-------- THE RECORDS
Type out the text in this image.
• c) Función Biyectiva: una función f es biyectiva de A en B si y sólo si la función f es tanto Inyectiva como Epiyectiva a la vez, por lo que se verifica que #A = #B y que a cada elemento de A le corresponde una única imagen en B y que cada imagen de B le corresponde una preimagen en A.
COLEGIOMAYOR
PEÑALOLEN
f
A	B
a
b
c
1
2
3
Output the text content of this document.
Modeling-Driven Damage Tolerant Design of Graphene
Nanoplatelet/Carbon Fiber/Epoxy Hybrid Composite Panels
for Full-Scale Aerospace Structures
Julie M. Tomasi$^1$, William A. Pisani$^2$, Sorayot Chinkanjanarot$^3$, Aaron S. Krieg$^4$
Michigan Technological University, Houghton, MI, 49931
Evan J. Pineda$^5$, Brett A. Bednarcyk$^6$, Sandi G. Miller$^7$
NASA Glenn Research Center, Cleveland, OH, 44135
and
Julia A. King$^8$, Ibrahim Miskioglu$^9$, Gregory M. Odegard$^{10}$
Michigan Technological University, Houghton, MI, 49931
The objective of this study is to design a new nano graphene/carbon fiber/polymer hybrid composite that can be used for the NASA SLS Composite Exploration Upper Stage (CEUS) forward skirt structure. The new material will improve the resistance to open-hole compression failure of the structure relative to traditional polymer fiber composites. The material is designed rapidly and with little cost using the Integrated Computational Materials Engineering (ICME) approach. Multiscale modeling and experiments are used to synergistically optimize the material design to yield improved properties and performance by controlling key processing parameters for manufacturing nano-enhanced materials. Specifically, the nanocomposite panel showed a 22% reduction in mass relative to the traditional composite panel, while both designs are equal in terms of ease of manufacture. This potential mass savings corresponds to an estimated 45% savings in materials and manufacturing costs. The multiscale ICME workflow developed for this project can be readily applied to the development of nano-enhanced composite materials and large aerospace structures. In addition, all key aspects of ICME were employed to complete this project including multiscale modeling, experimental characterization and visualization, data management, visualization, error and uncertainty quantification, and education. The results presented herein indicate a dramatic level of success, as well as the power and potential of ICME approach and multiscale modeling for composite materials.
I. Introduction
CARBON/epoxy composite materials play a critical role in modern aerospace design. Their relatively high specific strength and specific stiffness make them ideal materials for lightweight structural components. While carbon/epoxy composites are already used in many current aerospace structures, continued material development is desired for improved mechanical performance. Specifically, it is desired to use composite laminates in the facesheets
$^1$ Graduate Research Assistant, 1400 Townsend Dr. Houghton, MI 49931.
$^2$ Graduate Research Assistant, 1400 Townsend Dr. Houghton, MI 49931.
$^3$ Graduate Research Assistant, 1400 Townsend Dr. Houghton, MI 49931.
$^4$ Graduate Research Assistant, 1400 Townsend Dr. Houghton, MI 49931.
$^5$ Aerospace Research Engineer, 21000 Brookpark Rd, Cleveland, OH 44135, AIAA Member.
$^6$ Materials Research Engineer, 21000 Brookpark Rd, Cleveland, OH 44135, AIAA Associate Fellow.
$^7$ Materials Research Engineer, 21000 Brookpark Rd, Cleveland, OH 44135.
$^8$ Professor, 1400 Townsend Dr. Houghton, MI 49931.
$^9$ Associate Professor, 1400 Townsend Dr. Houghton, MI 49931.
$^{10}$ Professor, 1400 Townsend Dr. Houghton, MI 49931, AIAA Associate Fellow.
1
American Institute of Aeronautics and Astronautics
----------------
Go through the entries and return each line where the word "Assistant" appears.

## WRITTEN RESPONSE
$^1$ Graduate Research Assistant, 1400 Townsend Dr. Houghton, MI 49931.
$^2$ Graduate Research Assistant, 1400 Townsend Dr. Houghton, MI 49931.
$^3$ Graduate Research Assistant, 1400 Townsend Dr. Houghton, MI 49931.
$^4$ Graduate Research Assistant, 1400 Townsend Dr. Houghton, MI 49931.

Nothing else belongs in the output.